Material for the task:
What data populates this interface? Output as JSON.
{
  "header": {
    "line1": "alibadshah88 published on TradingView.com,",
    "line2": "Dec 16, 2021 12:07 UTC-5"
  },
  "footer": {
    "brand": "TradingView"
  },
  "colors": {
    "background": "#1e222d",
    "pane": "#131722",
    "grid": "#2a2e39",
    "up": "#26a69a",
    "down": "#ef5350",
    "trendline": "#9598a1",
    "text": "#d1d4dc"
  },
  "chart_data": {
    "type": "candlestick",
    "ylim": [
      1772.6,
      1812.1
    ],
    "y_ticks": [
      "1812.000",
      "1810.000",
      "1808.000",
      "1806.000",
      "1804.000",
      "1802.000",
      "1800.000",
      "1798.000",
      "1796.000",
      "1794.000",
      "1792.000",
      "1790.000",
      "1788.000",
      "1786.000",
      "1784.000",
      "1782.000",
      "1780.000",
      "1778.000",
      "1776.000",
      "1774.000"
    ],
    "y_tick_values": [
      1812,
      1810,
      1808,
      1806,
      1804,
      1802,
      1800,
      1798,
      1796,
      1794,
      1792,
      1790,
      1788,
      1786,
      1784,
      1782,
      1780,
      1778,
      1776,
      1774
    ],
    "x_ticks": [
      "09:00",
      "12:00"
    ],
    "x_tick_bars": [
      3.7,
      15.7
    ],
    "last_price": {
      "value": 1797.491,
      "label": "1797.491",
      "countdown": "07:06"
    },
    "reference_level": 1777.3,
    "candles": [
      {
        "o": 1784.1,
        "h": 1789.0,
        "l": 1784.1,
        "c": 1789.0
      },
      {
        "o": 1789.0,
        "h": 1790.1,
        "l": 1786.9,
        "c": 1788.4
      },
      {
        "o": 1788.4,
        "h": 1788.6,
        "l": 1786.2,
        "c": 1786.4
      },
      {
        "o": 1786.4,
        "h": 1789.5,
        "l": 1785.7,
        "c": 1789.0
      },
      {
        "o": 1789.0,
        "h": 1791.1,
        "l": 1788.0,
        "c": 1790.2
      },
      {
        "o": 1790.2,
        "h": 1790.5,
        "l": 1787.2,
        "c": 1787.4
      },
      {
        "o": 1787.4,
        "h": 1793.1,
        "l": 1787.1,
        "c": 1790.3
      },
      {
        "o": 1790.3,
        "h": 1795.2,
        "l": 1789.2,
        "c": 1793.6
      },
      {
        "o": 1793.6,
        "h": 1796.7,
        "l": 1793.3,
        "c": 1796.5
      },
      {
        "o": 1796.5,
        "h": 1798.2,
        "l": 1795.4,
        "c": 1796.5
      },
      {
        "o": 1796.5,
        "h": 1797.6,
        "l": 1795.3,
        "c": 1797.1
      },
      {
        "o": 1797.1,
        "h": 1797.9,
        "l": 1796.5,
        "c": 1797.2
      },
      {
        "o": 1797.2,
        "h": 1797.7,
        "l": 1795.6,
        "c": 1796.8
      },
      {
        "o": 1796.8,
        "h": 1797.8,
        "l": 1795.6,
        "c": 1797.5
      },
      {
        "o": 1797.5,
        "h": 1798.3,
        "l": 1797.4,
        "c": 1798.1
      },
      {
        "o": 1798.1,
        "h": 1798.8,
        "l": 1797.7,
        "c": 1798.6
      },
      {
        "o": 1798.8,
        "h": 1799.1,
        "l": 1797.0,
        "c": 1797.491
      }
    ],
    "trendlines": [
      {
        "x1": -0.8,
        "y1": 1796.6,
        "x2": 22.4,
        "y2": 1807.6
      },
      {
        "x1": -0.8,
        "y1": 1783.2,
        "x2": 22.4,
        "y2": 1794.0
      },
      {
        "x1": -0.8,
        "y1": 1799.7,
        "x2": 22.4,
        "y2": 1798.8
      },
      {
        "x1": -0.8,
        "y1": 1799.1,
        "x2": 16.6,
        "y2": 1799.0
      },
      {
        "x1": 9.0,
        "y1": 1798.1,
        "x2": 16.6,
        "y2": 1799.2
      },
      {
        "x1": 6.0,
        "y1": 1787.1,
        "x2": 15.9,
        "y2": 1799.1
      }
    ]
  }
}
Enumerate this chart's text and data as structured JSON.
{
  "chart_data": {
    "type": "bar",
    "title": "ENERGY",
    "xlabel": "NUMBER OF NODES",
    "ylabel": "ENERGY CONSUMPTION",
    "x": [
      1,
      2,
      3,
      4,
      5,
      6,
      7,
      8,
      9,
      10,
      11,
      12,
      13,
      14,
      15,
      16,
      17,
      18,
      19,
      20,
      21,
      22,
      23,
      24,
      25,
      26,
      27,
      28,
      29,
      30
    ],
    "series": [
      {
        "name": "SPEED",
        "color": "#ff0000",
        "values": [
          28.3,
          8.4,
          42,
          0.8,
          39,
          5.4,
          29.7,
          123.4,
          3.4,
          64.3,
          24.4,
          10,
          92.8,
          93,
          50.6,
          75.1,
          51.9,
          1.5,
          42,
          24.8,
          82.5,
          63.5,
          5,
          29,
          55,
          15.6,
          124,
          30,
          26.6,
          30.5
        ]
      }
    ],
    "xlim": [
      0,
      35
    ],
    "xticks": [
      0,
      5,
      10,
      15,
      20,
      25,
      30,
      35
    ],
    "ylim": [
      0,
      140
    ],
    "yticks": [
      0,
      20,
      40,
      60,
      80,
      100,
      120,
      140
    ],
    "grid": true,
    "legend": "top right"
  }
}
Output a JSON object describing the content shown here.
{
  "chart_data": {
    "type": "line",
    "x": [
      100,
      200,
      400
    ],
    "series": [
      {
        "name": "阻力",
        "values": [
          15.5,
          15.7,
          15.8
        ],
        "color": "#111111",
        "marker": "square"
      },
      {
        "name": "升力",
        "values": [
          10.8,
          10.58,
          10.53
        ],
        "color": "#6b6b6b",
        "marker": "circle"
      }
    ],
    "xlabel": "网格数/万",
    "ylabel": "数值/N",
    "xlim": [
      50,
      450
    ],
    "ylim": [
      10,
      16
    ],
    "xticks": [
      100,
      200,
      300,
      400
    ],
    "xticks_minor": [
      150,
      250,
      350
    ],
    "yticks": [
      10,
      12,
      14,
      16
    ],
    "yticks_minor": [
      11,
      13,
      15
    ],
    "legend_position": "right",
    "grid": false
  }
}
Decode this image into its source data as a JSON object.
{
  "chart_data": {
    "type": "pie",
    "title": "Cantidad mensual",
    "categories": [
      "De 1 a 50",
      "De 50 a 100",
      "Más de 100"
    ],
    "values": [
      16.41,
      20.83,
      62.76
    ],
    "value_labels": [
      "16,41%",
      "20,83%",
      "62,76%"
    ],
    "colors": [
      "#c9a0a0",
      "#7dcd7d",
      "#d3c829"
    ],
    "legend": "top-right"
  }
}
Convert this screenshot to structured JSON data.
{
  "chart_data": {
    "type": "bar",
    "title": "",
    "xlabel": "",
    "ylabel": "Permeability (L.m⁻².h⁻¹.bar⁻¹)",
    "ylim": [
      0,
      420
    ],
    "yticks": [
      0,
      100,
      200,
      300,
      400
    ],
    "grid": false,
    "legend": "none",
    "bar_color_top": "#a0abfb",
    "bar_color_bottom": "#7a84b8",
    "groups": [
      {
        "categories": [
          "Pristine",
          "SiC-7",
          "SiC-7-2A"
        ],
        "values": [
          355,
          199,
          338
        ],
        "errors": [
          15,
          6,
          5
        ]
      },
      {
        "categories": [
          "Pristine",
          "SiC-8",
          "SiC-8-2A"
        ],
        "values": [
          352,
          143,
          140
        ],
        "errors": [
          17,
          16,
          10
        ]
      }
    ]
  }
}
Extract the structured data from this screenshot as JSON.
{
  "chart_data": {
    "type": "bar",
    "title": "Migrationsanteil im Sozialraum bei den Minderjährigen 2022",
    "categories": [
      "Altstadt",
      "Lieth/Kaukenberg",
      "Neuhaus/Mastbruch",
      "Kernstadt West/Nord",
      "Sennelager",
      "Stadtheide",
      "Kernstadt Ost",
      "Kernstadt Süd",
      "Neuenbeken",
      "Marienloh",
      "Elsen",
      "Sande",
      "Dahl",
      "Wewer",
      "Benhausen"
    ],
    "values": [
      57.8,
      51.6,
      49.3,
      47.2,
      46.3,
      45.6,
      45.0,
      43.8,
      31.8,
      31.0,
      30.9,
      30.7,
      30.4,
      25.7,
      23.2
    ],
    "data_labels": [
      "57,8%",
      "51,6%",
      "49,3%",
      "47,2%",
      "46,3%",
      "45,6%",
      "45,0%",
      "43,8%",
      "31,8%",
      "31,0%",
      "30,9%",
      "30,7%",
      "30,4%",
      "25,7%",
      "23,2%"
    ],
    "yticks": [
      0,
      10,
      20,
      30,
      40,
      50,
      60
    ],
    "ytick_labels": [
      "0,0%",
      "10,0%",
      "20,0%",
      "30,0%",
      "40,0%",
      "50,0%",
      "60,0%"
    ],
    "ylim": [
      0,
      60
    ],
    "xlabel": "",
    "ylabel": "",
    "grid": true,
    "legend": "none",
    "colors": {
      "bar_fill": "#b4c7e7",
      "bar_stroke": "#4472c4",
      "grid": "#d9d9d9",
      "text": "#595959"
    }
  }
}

Goal: Of all the lines in the listing above, how many include "grid"? Write only the number.

Full solution: 6